» **MATERIAL FOR THE TASK**:

===============

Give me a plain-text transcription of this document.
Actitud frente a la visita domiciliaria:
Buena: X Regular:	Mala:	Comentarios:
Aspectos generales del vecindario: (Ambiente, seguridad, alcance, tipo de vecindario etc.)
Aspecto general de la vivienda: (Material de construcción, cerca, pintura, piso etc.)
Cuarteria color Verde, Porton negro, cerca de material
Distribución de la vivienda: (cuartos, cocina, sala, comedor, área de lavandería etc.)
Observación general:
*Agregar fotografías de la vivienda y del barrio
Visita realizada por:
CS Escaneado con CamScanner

===============

Using the listing above, retype each line exactly.

» **EXERCISE ANSWER**:
Give me a plain-text transcription of this document.
Actitud frente a la visita domiciliaria:
Buena: X Regular:	Mala:	Comentarios:
Aspectos generales del vecindario: (Ambiente, seguridad, alcance, tipo de vecindario etc.)
Aspecto general de la vivienda: (Material de construcción, cerca, pintura, piso etc.)
Cuarteria color Verde, Porton negro, cerca de material
Distribución de la vivienda: (cuartos, cocina, sala, comedor, área de lavandería etc.)
Observación general:
*Agregar fotografías de la vivienda y del barrio
Visita realizada por:
CS Escaneado con CamScanner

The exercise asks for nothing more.